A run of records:
____________
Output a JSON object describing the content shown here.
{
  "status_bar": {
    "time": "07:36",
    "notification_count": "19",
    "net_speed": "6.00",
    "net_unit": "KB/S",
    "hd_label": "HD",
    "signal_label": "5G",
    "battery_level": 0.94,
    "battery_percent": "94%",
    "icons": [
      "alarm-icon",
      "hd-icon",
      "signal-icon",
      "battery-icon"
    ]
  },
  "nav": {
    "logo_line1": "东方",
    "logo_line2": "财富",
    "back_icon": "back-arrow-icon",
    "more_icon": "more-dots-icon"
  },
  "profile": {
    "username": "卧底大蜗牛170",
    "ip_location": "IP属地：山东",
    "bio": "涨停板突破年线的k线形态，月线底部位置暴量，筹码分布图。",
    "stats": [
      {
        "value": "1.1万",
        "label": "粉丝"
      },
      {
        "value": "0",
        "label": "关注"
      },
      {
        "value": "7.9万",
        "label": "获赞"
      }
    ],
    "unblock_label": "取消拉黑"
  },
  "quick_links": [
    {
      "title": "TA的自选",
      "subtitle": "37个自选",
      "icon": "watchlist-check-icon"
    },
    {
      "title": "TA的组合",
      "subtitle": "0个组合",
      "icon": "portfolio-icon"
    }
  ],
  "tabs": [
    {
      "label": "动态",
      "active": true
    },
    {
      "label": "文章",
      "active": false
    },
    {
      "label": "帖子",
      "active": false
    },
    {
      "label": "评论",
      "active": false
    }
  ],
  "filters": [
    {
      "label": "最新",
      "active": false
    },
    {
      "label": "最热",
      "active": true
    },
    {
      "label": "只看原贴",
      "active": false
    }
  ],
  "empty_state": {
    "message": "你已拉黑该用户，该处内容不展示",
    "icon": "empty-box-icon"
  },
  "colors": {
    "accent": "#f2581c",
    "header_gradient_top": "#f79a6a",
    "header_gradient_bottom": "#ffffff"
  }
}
____________
Exercise: Write out the whole listing exactly.

Solution to this task:
Output a JSON object describing the content shown here.
{
  "status_bar": {
    "time": "07:36",
    "notification_count": "19",
    "net_speed": "6.00",
    "net_unit": "KB/S",
    "hd_label": "HD",
    "signal_label": "5G",
    "battery_level": 0.94,
    "battery_percent": "94%",
    "icons": [
      "alarm-icon",
      "hd-icon",
      "signal-icon",
      "battery-icon"
    ]
  },
  "nav": {
    "logo_line1": "东方",
    "logo_line2": "财富",
    "back_icon": "back-arrow-icon",
    "more_icon": "more-dots-icon"
  },
  "profile": {
    "username": "卧底大蜗牛170",
    "ip_location": "IP属地：山东",
    "bio": "涨停板突破年线的k线形态，月线底部位置暴量，筹码分布图。",
    "stats": [
      {
        "value": "1.1万",
        "label": "粉丝"
      },
      {
        "value": "0",
        "label": "关注"
      },
      {
        "value": "7.9万",
        "label": "获赞"
      }
    ],
    "unblock_label": "取消拉黑"
  },
  "quick_links": [
    {
      "title": "TA的自选",
      "subtitle": "37个自选",
      "icon": "watchlist-check-icon"
    },
    {
      "title": "TA的组合",
      "subtitle": "0个组合",
      "icon": "portfolio-icon"
    }
  ],
  "tabs": [
    {
      "label": "动态",
      "active": true
    },
    {
      "label": "文章",
      "active": false
    },
    {
      "label": "帖子",
      "active": false
    },
    {
      "label": "评论",
      "active": false
    }
  ],
  "filters": [
    {
      "label": "最新",
      "active": false
    },
    {
      "label": "最热",
      "active": true
    },
    {
      "label": "只看原贴",
      "active": false
    }
  ],
  "empty_state": {
    "message": "你已拉黑该用户，该处内容不展示",
    "icon": "empty-box-icon"
  },
  "colors": {
    "accent": "#f2581c",
    "header_gradient_top": "#f79a6a",
    "header_gradient_bottom": "#ffffff"
  }
}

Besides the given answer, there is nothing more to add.